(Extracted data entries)

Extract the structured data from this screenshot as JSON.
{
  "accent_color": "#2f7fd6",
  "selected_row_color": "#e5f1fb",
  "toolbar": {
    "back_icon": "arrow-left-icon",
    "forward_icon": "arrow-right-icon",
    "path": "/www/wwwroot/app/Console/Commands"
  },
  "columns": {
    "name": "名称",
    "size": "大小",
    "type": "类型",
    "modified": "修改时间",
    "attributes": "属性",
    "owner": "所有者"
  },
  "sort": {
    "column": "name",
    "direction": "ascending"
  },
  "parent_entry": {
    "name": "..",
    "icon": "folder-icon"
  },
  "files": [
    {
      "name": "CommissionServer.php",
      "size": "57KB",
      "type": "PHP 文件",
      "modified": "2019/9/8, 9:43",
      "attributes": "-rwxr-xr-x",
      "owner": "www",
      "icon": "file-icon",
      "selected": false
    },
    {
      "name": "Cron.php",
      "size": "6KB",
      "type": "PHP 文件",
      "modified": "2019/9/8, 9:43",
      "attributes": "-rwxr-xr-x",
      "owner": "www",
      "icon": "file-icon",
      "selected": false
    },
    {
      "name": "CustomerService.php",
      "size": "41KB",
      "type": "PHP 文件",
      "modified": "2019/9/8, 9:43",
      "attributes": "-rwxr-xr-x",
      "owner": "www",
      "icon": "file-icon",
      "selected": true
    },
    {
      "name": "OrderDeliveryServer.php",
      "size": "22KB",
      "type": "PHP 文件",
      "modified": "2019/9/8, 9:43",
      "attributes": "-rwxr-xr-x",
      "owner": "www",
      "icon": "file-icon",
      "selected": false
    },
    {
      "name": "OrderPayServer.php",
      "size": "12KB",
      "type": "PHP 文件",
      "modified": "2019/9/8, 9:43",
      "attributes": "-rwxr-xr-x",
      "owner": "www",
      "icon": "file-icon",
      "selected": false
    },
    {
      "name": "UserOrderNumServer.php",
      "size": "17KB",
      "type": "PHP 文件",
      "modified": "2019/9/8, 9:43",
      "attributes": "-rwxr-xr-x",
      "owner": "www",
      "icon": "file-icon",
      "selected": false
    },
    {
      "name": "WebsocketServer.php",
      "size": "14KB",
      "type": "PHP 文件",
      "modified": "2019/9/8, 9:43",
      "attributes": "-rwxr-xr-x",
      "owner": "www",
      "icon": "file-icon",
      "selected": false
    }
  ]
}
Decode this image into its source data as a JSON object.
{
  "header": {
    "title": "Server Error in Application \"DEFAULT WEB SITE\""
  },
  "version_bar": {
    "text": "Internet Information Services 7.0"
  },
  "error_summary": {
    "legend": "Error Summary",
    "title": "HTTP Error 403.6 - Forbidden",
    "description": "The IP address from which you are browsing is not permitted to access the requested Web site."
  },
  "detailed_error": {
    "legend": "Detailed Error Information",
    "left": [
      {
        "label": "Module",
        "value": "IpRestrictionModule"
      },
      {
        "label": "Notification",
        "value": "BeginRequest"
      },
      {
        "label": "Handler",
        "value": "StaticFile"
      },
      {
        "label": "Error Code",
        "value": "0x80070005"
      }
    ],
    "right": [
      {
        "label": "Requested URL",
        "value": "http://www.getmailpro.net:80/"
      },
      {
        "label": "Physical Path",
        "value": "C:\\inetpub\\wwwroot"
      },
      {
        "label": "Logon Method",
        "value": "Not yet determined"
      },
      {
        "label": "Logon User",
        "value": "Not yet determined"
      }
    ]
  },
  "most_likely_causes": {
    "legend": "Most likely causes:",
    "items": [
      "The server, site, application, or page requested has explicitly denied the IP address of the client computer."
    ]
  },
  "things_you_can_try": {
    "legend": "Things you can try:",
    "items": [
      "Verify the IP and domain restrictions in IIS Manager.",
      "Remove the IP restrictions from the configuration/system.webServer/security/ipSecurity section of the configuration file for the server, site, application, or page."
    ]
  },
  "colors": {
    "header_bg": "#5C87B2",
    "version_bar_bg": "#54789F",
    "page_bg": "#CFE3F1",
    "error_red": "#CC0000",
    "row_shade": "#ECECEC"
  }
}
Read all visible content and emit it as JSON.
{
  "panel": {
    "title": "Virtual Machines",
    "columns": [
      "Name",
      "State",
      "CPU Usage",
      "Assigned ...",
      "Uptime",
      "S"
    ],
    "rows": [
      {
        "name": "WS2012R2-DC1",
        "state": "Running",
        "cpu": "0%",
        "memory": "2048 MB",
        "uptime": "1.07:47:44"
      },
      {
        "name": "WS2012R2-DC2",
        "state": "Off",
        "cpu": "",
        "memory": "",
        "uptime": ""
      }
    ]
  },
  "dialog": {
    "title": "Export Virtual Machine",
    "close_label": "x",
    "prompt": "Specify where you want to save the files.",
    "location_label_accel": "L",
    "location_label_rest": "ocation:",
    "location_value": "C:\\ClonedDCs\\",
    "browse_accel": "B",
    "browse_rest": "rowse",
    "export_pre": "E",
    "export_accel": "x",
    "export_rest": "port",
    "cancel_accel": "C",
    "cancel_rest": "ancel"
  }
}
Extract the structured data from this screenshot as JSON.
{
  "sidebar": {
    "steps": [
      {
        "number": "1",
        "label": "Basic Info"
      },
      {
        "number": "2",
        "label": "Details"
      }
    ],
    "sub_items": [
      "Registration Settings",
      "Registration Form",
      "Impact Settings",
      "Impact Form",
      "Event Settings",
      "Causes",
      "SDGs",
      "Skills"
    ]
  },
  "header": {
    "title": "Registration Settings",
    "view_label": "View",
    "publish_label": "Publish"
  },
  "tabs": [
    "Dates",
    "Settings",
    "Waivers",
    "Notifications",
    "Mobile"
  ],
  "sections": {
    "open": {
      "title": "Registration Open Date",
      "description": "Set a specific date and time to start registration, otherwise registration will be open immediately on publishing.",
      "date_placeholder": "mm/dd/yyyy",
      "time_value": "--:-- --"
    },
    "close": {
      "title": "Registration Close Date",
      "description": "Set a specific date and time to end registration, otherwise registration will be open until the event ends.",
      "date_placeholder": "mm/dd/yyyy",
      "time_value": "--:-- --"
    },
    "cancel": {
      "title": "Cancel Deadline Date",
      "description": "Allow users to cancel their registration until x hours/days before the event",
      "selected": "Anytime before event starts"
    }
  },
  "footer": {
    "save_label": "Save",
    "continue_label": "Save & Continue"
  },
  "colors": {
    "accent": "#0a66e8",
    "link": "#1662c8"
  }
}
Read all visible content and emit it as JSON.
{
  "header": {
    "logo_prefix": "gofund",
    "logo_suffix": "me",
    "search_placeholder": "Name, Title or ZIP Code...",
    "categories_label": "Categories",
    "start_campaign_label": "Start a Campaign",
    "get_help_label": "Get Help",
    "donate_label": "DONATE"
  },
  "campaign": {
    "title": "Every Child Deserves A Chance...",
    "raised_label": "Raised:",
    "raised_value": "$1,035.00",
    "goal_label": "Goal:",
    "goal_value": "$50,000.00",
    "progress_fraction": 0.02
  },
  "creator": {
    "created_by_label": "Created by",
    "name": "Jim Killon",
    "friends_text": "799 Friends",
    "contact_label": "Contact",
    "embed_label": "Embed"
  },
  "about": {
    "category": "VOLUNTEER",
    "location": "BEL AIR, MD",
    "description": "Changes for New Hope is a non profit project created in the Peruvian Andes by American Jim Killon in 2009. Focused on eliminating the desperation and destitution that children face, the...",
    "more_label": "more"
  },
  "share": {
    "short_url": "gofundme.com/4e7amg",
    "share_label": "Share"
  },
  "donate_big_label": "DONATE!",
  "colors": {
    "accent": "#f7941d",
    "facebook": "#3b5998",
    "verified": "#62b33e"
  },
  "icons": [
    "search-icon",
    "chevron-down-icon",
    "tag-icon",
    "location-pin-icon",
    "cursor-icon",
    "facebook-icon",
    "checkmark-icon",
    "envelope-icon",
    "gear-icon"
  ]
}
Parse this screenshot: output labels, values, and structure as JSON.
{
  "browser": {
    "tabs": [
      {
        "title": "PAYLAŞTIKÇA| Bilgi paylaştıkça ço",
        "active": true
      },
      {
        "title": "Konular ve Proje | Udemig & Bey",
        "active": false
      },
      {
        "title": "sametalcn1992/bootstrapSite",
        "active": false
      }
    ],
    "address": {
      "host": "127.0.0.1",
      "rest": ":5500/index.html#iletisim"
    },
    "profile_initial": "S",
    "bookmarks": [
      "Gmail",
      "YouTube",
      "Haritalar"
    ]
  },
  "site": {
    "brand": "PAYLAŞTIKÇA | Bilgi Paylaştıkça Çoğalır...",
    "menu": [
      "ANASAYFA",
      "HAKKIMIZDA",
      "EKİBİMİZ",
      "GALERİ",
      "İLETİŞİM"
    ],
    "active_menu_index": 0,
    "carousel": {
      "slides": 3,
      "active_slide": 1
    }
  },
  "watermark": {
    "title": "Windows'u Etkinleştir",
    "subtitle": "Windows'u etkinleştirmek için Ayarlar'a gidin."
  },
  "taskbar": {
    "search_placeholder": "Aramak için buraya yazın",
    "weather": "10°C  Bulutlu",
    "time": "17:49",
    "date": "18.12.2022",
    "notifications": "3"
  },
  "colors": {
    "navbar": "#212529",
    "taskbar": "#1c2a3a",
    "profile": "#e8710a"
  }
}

*EXERCISE GOAL*: Return exactly the lines from the one containing "Parse this screenshot: output" to the last line of the data, and nothing more.

*THE OUTPUT*:
Parse this screenshot: output labels, values, and structure as JSON.
{
  "browser": {
    "tabs": [
      {
        "title": "PAYLAŞTIKÇA| Bilgi paylaştıkça ço",
        "active": true
      },
      {
        "title": "Konular ve Proje | Udemig & Bey",
        "active": false
      },
      {
        "title": "sametalcn1992/bootstrapSite",
        "active": false
      }
    ],
    "address": {
      "host": "127.0.0.1",
      "rest": ":5500/index.html#iletisim"
    },
    "profile_initial": "S",
    "bookmarks": [
      "Gmail",
      "YouTube",
      "Haritalar"
    ]
  },
  "site": {
    "brand": "PAYLAŞTIKÇA | Bilgi Paylaştıkça Çoğalır...",
    "menu": [
      "ANASAYFA",
      "HAKKIMIZDA",
      "EKİBİMİZ",
      "GALERİ",
      "İLETİŞİM"
    ],
    "active_menu_index": 0,
    "carousel": {
      "slides": 3,
      "active_slide": 1
    }
  },
  "watermark": {
    "title": "Windows'u Etkinleştir",
    "subtitle": "Windows'u etkinleştirmek için Ayarlar'a gidin."
  },
  "taskbar": {
    "search_placeholder": "Aramak için buraya yazın",
    "weather": "10°C  Bulutlu",
    "time": "17:49",
    "date": "18.12.2022",
    "notifications": "3"
  },
  "colors": {
    "navbar": "#212529",
    "taskbar": "#1c2a3a",
    "profile": "#e8710a"
  }
}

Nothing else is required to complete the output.